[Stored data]
----
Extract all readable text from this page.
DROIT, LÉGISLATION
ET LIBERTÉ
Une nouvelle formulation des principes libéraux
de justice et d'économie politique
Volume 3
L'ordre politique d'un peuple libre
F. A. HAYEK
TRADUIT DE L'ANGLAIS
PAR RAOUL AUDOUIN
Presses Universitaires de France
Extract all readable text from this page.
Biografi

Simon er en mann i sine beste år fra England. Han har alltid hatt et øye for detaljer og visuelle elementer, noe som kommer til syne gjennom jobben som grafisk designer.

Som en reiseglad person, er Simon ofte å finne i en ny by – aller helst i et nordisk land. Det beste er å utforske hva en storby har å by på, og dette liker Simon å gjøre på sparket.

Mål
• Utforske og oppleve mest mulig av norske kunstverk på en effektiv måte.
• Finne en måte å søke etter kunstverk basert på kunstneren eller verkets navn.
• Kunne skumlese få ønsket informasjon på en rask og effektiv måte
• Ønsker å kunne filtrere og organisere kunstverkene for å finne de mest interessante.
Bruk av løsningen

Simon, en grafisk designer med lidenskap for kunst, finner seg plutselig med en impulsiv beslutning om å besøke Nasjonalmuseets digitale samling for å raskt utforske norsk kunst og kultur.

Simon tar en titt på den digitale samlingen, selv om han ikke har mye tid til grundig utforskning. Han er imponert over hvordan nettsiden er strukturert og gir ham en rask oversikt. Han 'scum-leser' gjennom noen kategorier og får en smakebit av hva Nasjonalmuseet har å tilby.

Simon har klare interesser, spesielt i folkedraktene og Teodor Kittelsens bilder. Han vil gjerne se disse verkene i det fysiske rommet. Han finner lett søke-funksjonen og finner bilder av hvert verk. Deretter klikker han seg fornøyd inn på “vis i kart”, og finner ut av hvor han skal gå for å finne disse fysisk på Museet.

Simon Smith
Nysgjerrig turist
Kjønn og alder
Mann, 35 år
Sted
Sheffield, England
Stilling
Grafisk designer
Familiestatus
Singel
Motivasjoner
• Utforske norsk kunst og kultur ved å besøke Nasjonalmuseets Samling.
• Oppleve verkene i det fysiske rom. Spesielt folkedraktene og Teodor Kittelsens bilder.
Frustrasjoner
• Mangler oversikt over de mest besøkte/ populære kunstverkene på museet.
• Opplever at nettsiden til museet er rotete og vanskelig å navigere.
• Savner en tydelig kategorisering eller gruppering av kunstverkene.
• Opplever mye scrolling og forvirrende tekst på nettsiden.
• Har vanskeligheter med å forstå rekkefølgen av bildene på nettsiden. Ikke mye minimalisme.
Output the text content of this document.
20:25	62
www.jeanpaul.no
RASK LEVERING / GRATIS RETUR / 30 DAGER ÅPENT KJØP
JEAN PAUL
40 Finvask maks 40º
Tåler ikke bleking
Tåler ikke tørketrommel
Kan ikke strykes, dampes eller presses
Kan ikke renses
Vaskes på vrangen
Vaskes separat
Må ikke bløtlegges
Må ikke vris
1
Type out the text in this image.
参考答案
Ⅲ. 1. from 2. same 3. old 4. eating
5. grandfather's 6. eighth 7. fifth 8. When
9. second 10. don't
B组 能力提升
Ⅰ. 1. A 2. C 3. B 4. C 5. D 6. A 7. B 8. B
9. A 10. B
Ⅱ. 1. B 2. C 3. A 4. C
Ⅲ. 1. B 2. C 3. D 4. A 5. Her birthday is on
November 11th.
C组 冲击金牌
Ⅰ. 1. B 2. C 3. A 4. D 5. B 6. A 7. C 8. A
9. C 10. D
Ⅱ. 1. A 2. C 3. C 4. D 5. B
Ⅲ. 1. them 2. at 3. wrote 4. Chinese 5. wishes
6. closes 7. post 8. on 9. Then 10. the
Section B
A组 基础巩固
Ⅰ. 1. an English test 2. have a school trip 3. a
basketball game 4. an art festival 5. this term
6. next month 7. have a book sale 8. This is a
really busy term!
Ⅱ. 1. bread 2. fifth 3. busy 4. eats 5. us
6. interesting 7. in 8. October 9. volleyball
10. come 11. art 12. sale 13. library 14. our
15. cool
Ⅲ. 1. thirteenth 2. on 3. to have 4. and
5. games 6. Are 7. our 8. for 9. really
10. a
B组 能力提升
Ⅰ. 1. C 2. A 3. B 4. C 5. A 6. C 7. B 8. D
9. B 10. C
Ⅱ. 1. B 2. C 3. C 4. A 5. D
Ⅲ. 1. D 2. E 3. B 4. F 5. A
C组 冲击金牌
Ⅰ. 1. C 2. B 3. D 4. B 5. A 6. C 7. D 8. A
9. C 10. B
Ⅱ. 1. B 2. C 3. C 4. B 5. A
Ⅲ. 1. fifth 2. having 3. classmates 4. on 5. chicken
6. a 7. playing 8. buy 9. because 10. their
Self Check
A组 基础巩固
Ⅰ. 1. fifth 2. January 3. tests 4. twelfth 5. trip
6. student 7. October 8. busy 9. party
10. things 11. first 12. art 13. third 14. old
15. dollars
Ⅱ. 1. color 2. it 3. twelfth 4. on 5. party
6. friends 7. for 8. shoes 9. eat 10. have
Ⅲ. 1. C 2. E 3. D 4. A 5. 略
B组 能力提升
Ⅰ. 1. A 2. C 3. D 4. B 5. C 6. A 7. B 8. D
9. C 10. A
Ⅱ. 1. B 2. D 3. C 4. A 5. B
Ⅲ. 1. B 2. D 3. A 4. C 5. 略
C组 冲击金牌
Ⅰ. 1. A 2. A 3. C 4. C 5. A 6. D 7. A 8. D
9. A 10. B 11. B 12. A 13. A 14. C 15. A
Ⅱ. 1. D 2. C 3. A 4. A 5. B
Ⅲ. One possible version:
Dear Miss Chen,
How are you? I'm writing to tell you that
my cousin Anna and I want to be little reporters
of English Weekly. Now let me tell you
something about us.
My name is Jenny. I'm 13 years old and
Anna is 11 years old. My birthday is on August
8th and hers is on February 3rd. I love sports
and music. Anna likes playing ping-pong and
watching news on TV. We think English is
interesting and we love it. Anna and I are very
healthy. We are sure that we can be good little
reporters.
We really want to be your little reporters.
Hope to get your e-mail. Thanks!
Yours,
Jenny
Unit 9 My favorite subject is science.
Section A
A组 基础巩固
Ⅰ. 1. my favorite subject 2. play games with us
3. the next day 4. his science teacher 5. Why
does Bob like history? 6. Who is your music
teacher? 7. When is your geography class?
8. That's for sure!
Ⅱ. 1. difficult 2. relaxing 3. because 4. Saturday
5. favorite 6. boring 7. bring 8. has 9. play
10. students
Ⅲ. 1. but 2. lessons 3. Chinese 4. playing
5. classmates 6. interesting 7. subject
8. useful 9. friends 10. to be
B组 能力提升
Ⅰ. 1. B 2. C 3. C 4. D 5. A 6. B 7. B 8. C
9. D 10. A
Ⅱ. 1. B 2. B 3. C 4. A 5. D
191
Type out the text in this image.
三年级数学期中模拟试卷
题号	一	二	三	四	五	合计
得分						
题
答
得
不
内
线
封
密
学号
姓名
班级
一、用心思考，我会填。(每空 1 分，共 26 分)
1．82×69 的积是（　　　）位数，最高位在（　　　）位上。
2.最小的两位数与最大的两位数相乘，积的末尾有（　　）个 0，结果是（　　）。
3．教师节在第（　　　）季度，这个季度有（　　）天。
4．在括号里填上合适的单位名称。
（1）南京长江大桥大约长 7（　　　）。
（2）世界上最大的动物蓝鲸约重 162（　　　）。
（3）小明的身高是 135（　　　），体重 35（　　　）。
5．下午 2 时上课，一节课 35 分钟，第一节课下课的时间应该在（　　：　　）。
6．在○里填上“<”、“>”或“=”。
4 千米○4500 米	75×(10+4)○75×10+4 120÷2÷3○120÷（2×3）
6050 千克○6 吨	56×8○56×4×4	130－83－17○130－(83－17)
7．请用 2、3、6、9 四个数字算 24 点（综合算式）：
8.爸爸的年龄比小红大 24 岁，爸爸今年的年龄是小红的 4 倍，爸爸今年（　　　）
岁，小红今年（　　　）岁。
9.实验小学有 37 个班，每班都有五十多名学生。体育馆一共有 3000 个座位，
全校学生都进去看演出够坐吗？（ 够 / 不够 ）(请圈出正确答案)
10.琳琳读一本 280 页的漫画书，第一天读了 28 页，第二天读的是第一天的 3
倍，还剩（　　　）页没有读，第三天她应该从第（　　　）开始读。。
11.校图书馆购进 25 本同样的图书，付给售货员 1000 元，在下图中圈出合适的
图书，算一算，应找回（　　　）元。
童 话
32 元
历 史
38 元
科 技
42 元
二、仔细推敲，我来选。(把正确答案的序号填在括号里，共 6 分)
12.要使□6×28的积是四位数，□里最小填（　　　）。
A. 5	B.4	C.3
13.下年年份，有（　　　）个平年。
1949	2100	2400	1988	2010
----
▸ WHAT IS BEING ASKED: Check each line above for the string "over" and show the ones that have it.

▸ ANSWER TO THIS TASK:
Simon tar en titt på den digitale samlingen, selv om han ikke har mye tid til grundig utforskning. Han er imponert over hvordan nettsiden er strukturert og gir ham en rask oversikt. Han 'scum-leser' gjennom noen kategorier og får en smakebit av hva Nasjonalmuseet har å tilby.
• Mangler oversikt over de mest besøkte/ populære kunstverkene på museet.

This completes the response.